## [Directive]
Find each line that has the string "ресурсов" and give the total, with nothing else.

>>

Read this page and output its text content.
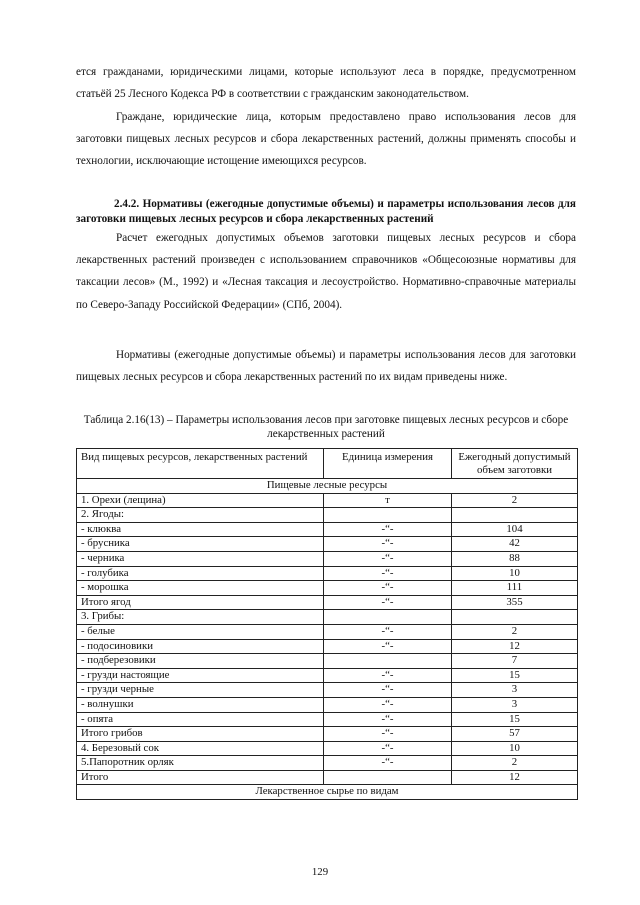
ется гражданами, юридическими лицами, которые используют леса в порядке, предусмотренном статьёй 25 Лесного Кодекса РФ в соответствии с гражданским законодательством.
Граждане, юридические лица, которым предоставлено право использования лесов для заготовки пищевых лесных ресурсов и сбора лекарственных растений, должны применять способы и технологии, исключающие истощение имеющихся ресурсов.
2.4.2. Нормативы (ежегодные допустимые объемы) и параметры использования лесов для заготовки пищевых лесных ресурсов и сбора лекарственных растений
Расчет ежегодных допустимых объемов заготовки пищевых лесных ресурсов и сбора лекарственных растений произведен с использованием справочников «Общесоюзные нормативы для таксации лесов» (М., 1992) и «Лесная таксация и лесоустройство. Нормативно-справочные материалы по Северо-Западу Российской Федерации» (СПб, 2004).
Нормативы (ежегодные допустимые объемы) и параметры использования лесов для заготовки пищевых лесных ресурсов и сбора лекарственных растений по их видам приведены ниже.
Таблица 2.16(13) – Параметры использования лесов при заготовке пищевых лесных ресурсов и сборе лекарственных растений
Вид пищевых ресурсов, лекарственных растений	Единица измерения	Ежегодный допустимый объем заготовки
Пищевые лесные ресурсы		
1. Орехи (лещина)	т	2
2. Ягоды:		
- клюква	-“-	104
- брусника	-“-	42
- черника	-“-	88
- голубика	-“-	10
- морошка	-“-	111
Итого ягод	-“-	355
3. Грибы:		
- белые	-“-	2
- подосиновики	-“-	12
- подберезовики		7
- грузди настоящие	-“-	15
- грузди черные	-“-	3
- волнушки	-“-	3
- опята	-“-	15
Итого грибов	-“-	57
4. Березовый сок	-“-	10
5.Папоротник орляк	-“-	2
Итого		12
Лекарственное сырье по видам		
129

<<
>>

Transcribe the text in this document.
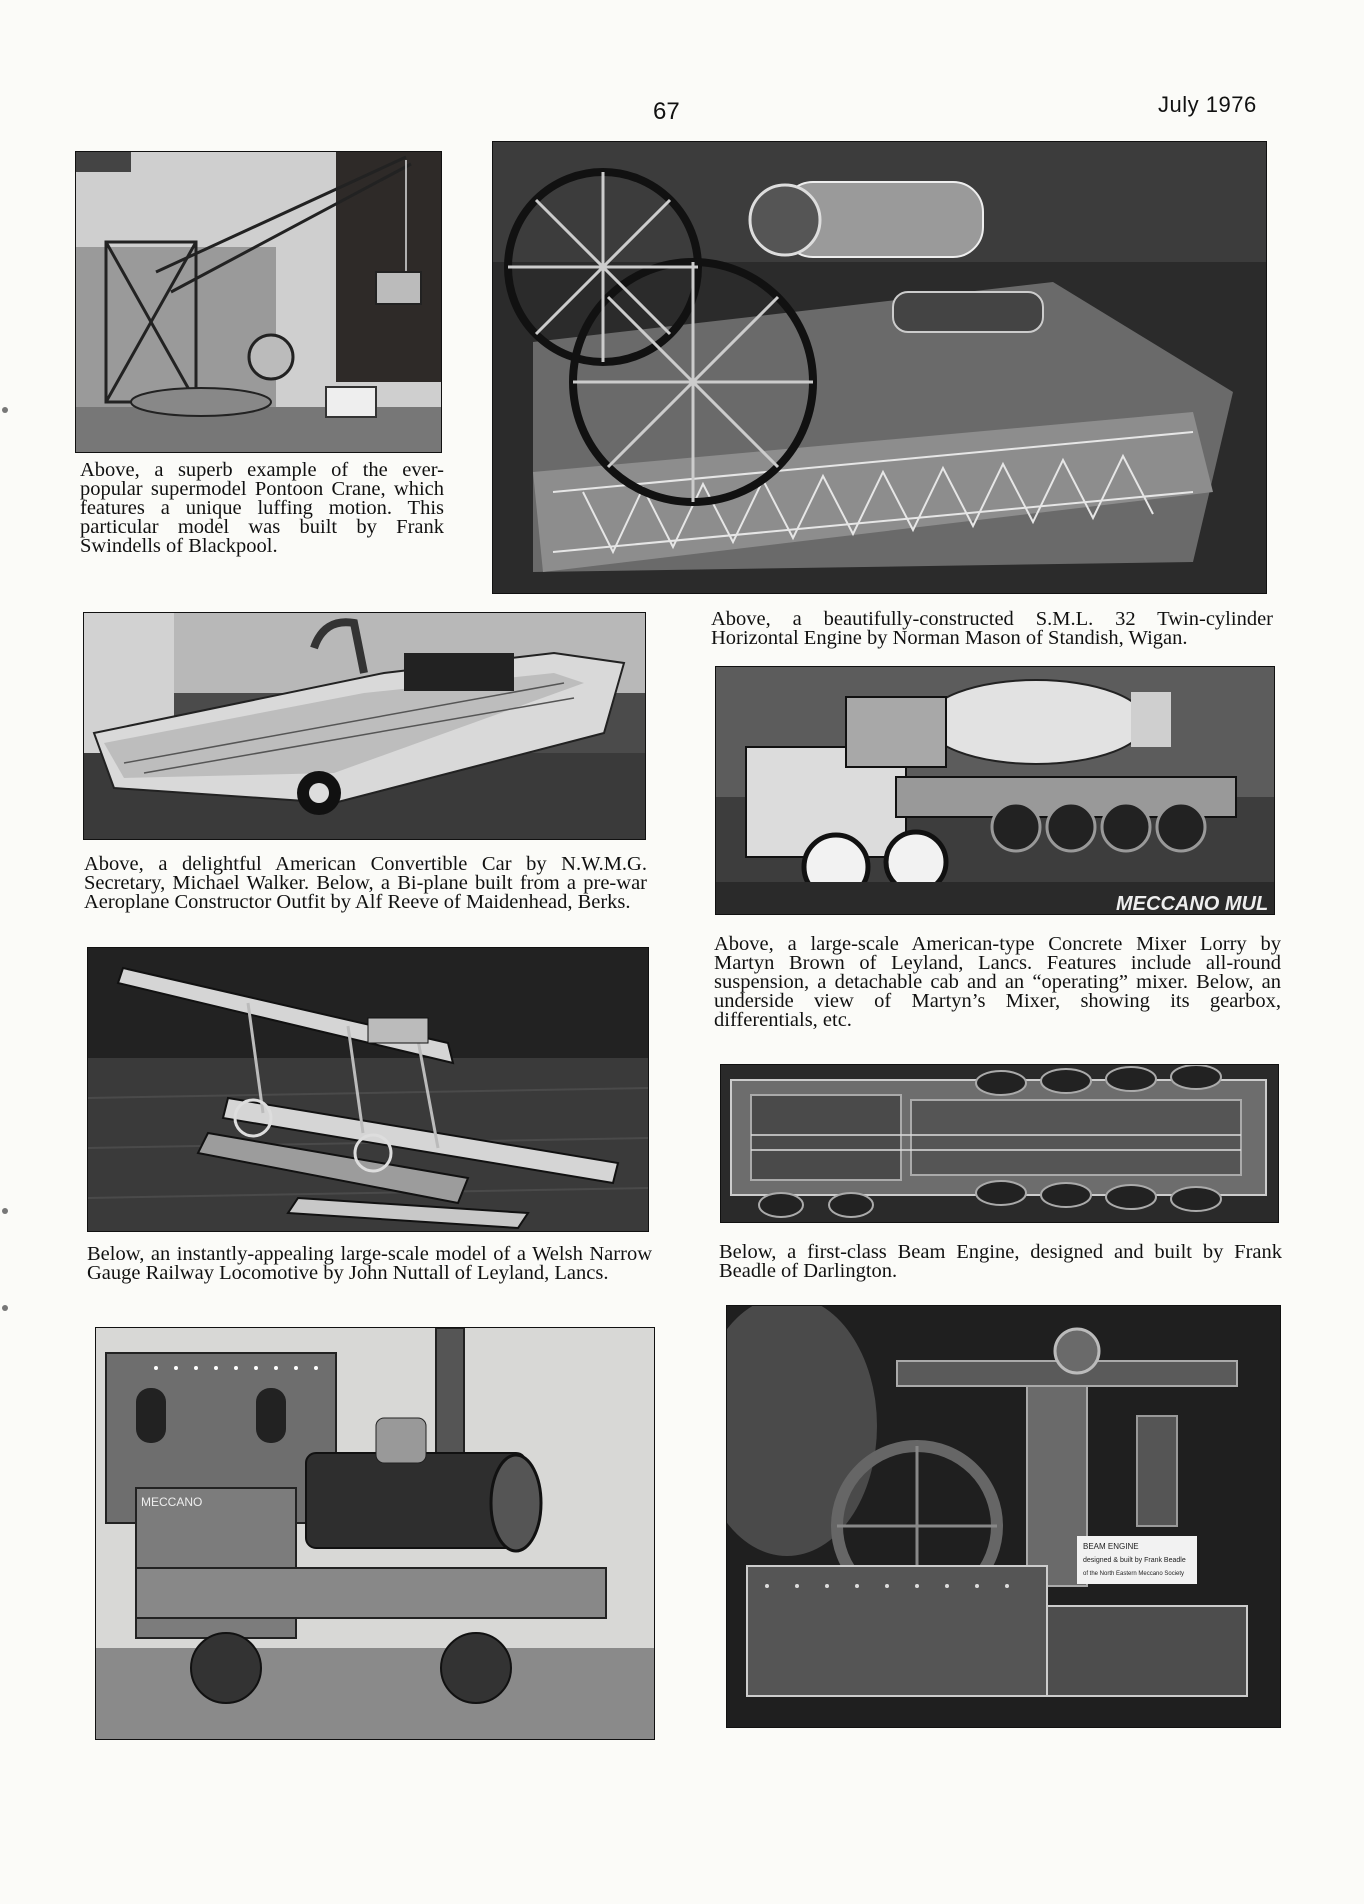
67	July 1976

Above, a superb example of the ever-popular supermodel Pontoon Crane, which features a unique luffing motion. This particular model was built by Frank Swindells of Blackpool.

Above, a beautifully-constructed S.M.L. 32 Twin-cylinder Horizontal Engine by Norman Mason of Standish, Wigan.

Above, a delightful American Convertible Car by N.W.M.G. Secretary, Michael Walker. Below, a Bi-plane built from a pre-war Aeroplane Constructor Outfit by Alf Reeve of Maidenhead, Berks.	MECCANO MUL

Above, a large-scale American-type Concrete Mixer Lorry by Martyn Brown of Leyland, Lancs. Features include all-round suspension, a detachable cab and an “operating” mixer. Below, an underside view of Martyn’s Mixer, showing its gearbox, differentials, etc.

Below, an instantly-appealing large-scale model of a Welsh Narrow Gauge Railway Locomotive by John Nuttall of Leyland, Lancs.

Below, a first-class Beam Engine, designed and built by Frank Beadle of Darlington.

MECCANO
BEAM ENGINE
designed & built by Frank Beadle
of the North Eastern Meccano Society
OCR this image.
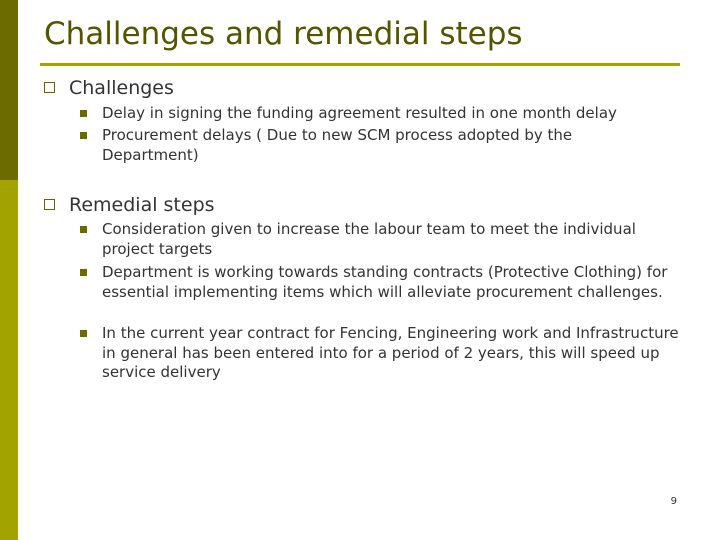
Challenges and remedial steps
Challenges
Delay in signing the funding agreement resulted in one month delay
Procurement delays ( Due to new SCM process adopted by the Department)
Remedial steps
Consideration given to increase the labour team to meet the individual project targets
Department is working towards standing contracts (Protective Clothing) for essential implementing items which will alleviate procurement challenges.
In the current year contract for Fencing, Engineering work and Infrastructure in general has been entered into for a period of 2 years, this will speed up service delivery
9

<<

## [Solved exercise]
6